» WHAT YOU WILL DO:
The data below should be restated word for word, with every picture omitted.
- - - - -
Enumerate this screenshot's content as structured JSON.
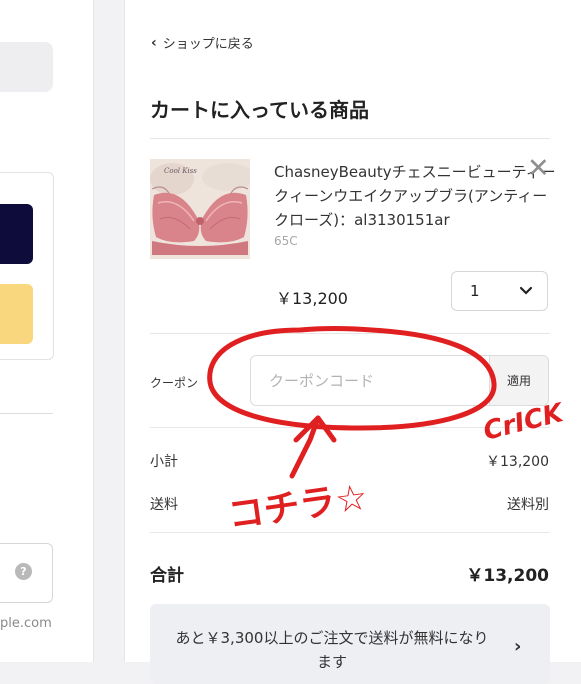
{
  "left_panel": {
    "help_symbol": "?",
    "domain_text": "ple.com"
  },
  "cart": {
    "back_link": "ショップに戻る",
    "title": "カートに入っている商品",
    "item": {
      "name": "ChasneyBeautyチェスニービューティークィーンウエイクアップブラ(アンティークローズ)：al3130151ar",
      "variant": "65C",
      "price": "￥13,200",
      "quantity": "1",
      "thumbnail_logo": "Cool Kiss"
    },
    "coupon": {
      "label": "クーポン",
      "placeholder": "クーポンコード",
      "apply_label": "適用"
    },
    "subtotal_label": "小計",
    "subtotal_value": "￥13,200",
    "shipping_label": "送料",
    "shipping_value": "送料別",
    "total_label": "合計",
    "total_value": "￥13,200",
    "notice": "あと￥3,300以上のご注文で送料が無料になります"
  },
  "annotation": {
    "click_text": "CrICK",
    "kochira_text": "コチラ☆",
    "color": "#e02020"
  }
}
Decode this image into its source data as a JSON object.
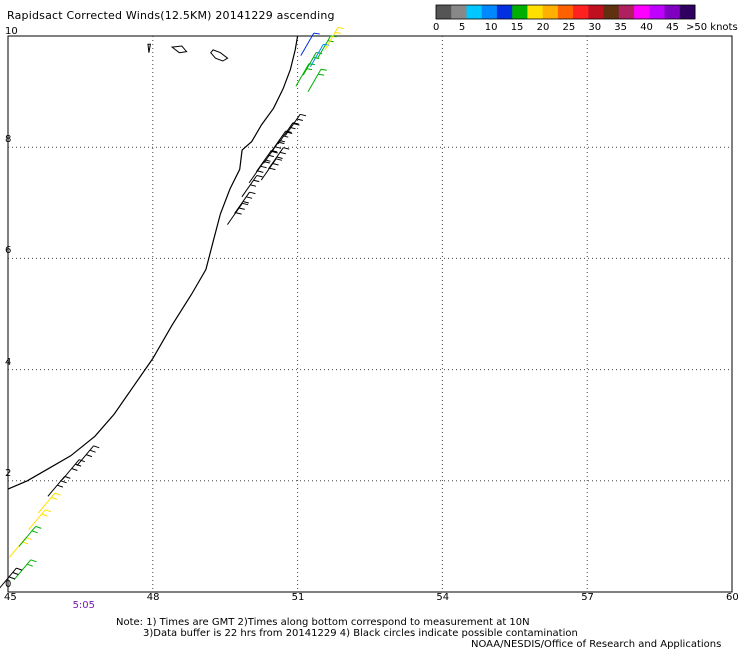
- - - - -
» THE OUTPUT:
Enumerate this screenshot's content as structured JSON.
{
  "left_panel": {
    "help_symbol": "?",
    "domain_text": "ple.com"
  },
  "cart": {
    "back_link": "ショップに戻る",
    "title": "カートに入っている商品",
    "item": {
      "name": "ChasneyBeautyチェスニービューティークィーンウエイクアップブラ(アンティークローズ)：al3130151ar",
      "variant": "65C",
      "price": "￥13,200",
      "quantity": "1",
      "thumbnail_logo": "Cool Kiss"
    },
    "coupon": {
      "label": "クーポン",
      "placeholder": "クーポンコード",
      "apply_label": "適用"
    },
    "subtotal_label": "小計",
    "subtotal_value": "￥13,200",
    "shipping_label": "送料",
    "shipping_value": "送料別",
    "total_label": "合計",
    "total_value": "￥13,200",
    "notice": "あと￥3,300以上のご注文で送料が無料になります"
  },
  "annotation": {
    "click_text": "CrICK",
    "kochira_text": "コチラ☆",
    "color": "#e02020"
  }
}
Decode this image into its source data as a JSON object.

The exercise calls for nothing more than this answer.